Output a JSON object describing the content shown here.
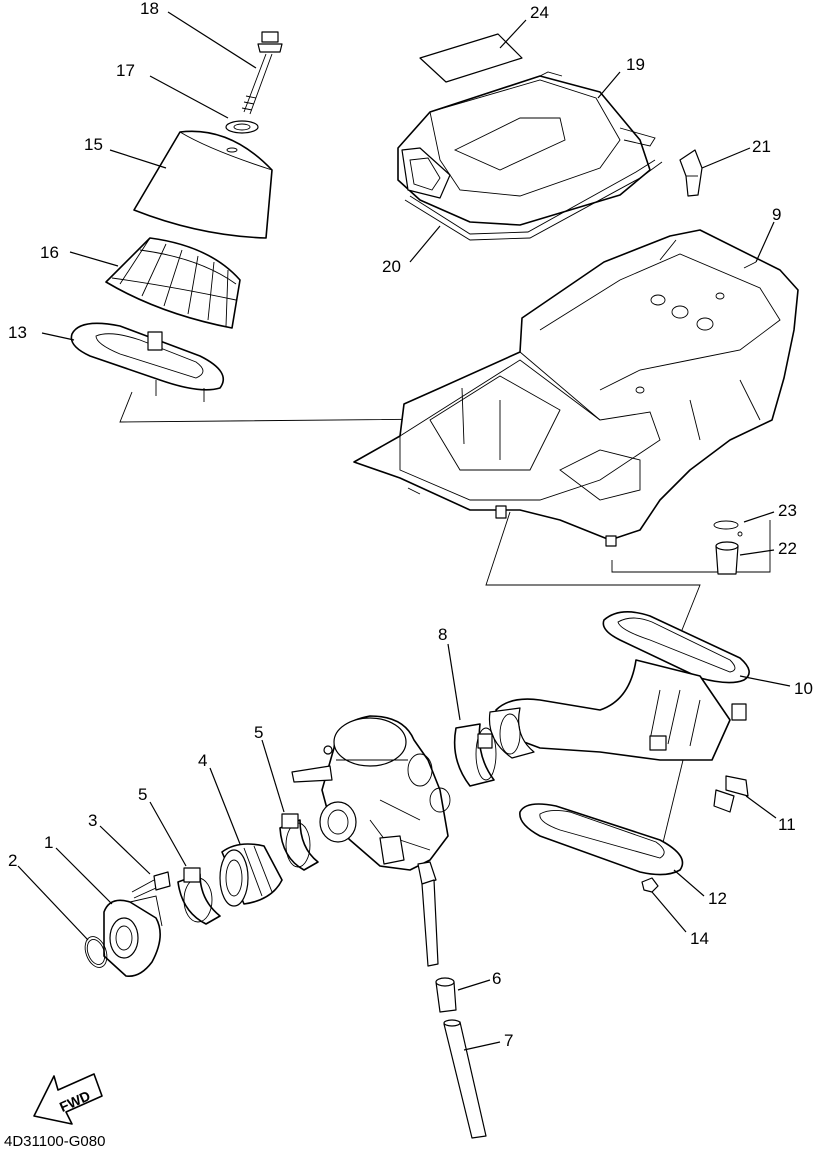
{
  "diagram": {
    "code": "4D31100-G080",
    "fwd_label": "FWD",
    "callouts": {
      "c1": "1",
      "c2": "2",
      "c3": "3",
      "c4": "4",
      "c5a": "5",
      "c5b": "5",
      "c6": "6",
      "c7": "7",
      "c8": "8",
      "c9": "9",
      "c10": "10",
      "c11": "11",
      "c12": "12",
      "c13": "13",
      "c14": "14",
      "c15": "15",
      "c16": "16",
      "c17": "17",
      "c18": "18",
      "c19": "19",
      "c20": "20",
      "c21": "21",
      "c22": "22",
      "c23": "23",
      "c24": "24"
    }
  }
}
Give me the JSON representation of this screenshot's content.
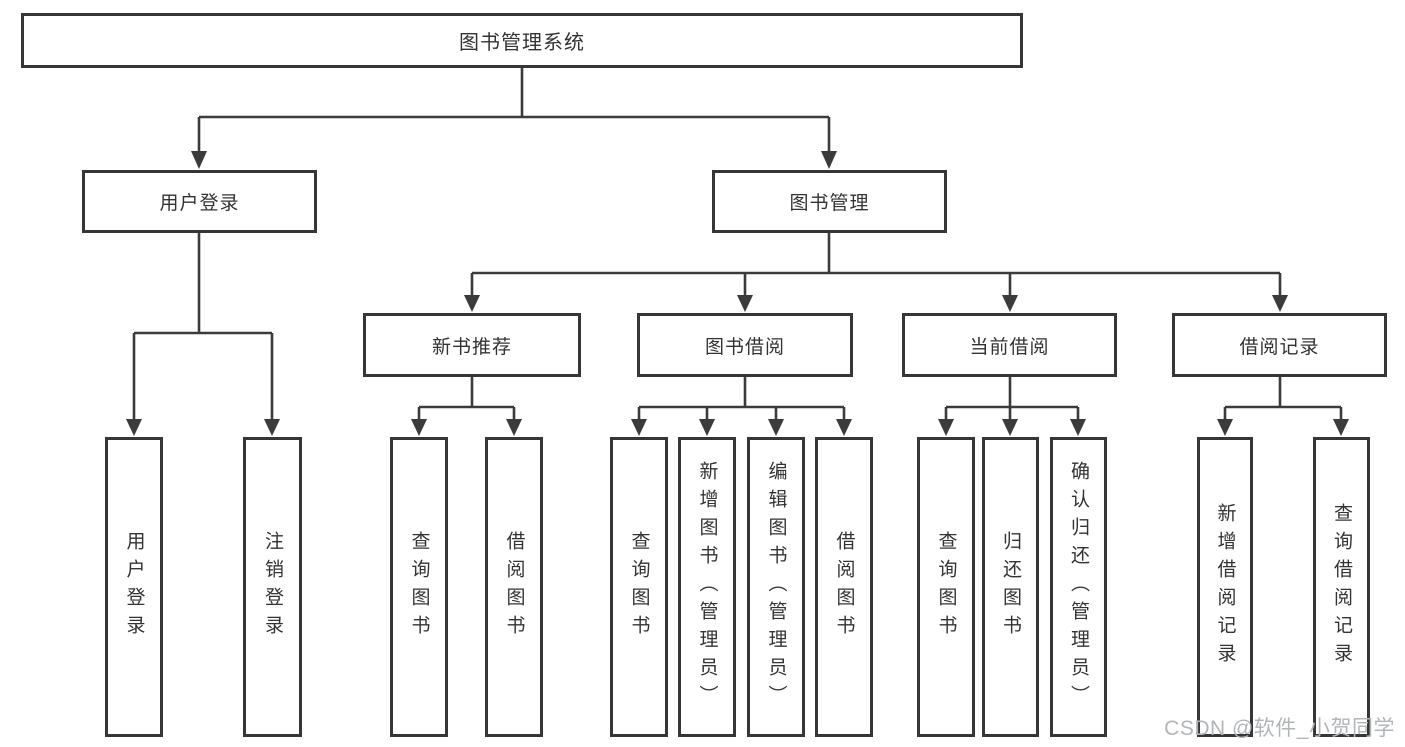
{
  "tree": {
    "root": {
      "label": "图书管理系统",
      "children": [
        {
          "label": "用户登录",
          "children": [
            {
              "label": "用户登录"
            },
            {
              "label": "注销登录"
            }
          ]
        },
        {
          "label": "图书管理",
          "children": [
            {
              "label": "新书推荐",
              "children": [
                {
                  "label": "查询图书"
                },
                {
                  "label": "借阅图书"
                }
              ]
            },
            {
              "label": "图书借阅",
              "children": [
                {
                  "label": "查询图书"
                },
                {
                  "label": "新增图书（管理员）"
                },
                {
                  "label": "编辑图书（管理员）"
                },
                {
                  "label": "借阅图书"
                }
              ]
            },
            {
              "label": "当前借阅",
              "children": [
                {
                  "label": "查询图书"
                },
                {
                  "label": "归还图书"
                },
                {
                  "label": "确认归还（管理员）"
                }
              ]
            },
            {
              "label": "借阅记录",
              "children": [
                {
                  "label": "新增借阅记录"
                },
                {
                  "label": "查询借阅记录"
                }
              ]
            }
          ]
        }
      ]
    }
  },
  "watermark": "CSDN @软件_小贺同学",
  "colors": {
    "line": "#3b3b3b",
    "border": "#363636",
    "text": "#333333",
    "watermark": "#b2b5b8",
    "background": "#ffffff"
  }
}
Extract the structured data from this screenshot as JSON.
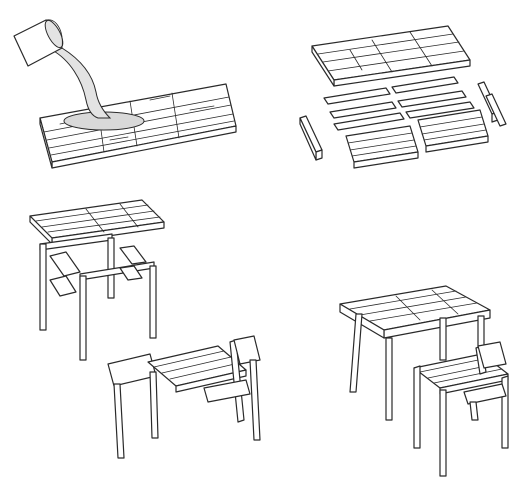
{
  "figure": {
    "steps": [
      {
        "id": "step-1",
        "depicts": "glue-pour-on-slats"
      },
      {
        "id": "step-2",
        "depicts": "exploded-tabletop-panels"
      },
      {
        "id": "step-3",
        "depicts": "exploded-table-and-chair"
      },
      {
        "id": "step-4",
        "depicts": "assembled-table-and-chair"
      }
    ],
    "colors": {
      "stroke": "#2a2a2a",
      "glue": "#d9d9d9",
      "background": "#ffffff"
    }
  }
}
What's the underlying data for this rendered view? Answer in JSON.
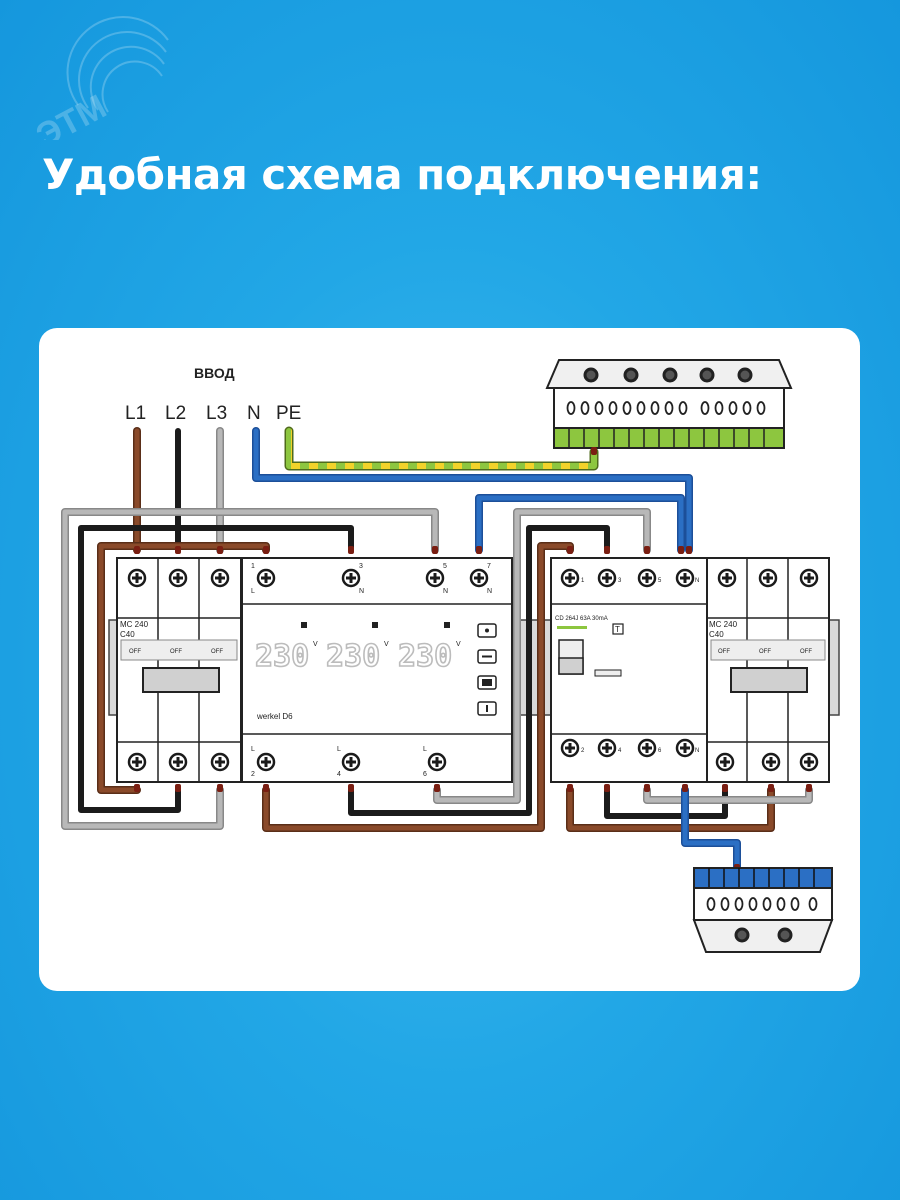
{
  "brand": {
    "logo_text": "ЭТМ"
  },
  "headline": "Удобная схема подключения:",
  "diagram": {
    "input_label": "ВВОД",
    "phases": [
      "L1",
      "L2",
      "L3",
      "N",
      "PE"
    ],
    "breaker_left": {
      "model": "MC 240",
      "rating": "C40",
      "off": "OFF"
    },
    "breaker_right": {
      "model": "MC 240",
      "rating": "C40",
      "off": "OFF"
    },
    "relay": {
      "brand": "werkel D6",
      "readings": [
        "230",
        "230",
        "230"
      ],
      "unit": "V",
      "top_terminals": [
        "1",
        "3",
        "5",
        "7"
      ],
      "top_letters": [
        "L",
        "N",
        "N",
        "N"
      ],
      "bottom_letters": [
        "L",
        "L",
        "L"
      ],
      "bottom_terminals": [
        "2",
        "4",
        "6"
      ]
    },
    "rcd": {
      "label": "CD 264J 63A 30mA",
      "test": "T",
      "top_terminals": [
        "1",
        "3",
        "5",
        "N"
      ],
      "bottom_terminals": [
        "2",
        "4",
        "6",
        "N"
      ]
    },
    "wire_colors": {
      "brown": "#8a4a2a",
      "black": "#1b1b1b",
      "grey": "#b0b0b0",
      "blue": "#2b6fc4",
      "pe_green": "#8dc63f",
      "pe_yellow": "#f2d32a"
    }
  }
}
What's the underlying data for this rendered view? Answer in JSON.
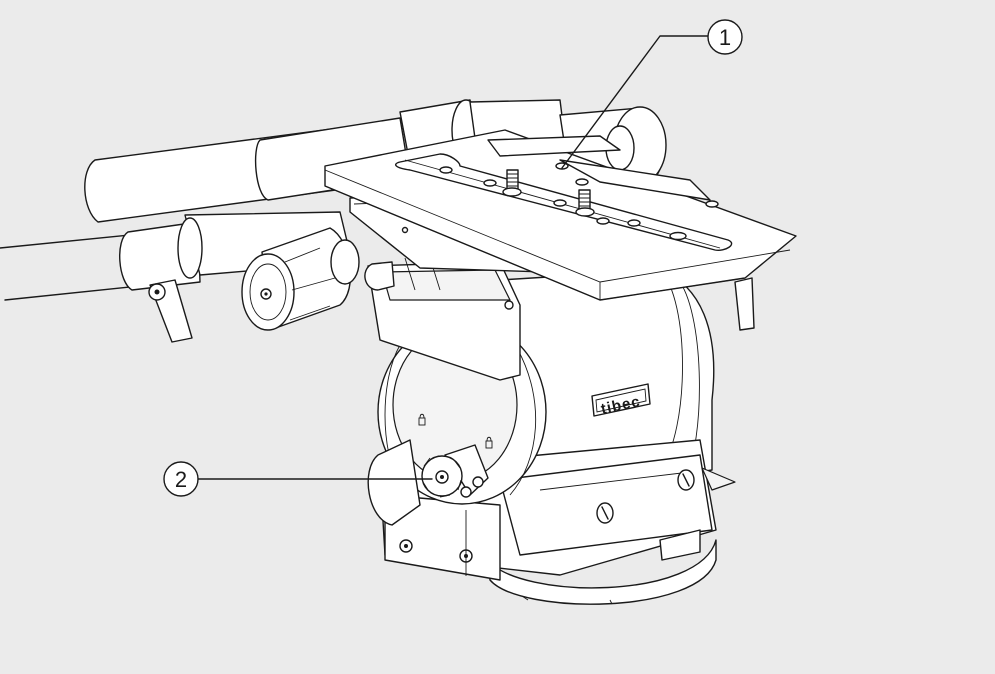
{
  "diagram": {
    "brand_label": "tibec",
    "callouts": [
      {
        "number": "1"
      },
      {
        "number": "2"
      }
    ]
  }
}
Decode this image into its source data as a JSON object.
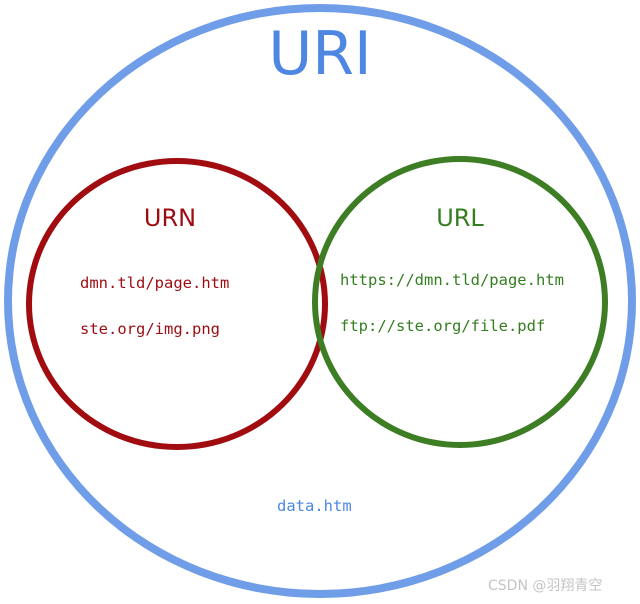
{
  "uri": {
    "label": "URI",
    "color": "#6f9de8",
    "text_color": "#4d87e2",
    "items": [
      "data.htm"
    ]
  },
  "urn": {
    "label": "URN",
    "color": "#a00c10",
    "items": [
      "dmn.tld/page.htm",
      "ste.org/img.png"
    ]
  },
  "url": {
    "label": "URL",
    "color": "#3d7d23",
    "items": [
      "https://dmn.tld/page.htm",
      "ftp://ste.org/file.pdf"
    ]
  },
  "watermark": "CSDN @羽翔青空"
}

--------------------

**GOAL OF THE EXERCISE**
Restate word for word only the lines from the one with "Decode this image" through the last line of the material, both included. Any picture should be left out.

**FINAL ANSWER**
Decode this image into its source data as a JSON object.
{
  "uri": {
    "label": "URI",
    "color": "#6f9de8",
    "text_color": "#4d87e2",
    "items": [
      "data.htm"
    ]
  },
  "urn": {
    "label": "URN",
    "color": "#a00c10",
    "items": [
      "dmn.tld/page.htm",
      "ste.org/img.png"
    ]
  },
  "url": {
    "label": "URL",
    "color": "#3d7d23",
    "items": [
      "https://dmn.tld/page.htm",
      "ftp://ste.org/file.pdf"
    ]
  },
  "watermark": "CSDN @羽翔青空"
}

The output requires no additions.